§ **Goal**:
Filter the data below for the string "from" and copy each matching line.

§ **Source data**:

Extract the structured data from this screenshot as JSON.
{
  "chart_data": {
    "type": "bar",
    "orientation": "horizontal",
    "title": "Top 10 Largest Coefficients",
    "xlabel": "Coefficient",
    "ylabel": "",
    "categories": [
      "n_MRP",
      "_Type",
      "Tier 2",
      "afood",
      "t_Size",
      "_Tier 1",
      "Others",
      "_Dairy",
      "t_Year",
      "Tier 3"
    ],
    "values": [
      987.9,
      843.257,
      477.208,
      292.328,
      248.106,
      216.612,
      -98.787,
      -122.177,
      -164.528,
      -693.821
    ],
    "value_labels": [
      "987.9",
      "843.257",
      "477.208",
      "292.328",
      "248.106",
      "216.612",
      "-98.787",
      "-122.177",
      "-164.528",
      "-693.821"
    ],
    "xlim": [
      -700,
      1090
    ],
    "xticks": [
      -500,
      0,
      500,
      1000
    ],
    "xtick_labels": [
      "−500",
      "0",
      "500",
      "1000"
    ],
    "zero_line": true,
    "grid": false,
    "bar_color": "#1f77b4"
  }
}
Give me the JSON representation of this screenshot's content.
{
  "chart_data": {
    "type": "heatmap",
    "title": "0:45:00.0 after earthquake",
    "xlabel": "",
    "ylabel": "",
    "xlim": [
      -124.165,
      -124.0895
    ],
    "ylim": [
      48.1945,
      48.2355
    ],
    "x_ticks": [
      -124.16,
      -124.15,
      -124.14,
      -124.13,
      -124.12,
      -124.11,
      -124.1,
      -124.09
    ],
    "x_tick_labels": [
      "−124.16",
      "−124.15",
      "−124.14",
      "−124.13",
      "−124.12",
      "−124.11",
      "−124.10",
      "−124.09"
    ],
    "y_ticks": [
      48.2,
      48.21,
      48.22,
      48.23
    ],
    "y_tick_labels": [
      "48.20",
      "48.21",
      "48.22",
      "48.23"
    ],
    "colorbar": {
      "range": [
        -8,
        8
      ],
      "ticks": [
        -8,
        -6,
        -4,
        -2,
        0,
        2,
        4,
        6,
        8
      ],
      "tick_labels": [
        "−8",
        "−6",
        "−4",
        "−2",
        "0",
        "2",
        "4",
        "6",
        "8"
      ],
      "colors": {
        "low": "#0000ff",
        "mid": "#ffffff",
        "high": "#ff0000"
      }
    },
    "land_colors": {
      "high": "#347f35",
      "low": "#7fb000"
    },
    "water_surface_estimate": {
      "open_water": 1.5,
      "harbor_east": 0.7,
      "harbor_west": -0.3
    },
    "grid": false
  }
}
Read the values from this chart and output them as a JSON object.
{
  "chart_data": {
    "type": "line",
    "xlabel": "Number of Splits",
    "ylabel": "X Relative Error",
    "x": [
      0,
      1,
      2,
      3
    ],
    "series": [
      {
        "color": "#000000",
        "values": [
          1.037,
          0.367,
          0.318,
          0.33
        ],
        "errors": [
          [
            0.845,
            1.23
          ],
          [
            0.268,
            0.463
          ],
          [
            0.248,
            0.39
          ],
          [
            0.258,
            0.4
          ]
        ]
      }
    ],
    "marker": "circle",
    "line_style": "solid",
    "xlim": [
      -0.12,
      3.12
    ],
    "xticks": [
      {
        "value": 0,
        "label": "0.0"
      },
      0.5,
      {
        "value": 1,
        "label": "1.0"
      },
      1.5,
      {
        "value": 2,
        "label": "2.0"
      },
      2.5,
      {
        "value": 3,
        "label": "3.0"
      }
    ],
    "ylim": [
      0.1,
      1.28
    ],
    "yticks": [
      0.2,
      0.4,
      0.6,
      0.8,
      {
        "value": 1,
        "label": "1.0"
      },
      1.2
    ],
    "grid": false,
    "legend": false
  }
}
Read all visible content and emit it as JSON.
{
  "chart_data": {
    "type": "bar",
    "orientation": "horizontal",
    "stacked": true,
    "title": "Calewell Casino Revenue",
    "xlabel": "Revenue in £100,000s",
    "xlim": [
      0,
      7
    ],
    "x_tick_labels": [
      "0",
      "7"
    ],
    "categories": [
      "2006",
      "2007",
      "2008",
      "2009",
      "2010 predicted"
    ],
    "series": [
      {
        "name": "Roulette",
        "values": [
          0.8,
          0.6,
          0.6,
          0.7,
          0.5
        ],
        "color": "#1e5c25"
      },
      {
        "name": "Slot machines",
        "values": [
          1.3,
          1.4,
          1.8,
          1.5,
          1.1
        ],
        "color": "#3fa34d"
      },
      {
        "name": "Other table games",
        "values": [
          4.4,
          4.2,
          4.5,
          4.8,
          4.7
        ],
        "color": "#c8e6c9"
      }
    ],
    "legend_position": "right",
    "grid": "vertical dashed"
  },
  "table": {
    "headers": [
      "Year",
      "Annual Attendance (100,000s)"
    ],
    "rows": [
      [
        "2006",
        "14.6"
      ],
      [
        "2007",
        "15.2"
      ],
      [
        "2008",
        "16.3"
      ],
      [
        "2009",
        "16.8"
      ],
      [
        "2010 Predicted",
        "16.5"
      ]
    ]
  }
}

§ **Output for this exercise**:
Extract the structured data from this screenshot as JSON.
Read the values from this chart and output them as a JSON object.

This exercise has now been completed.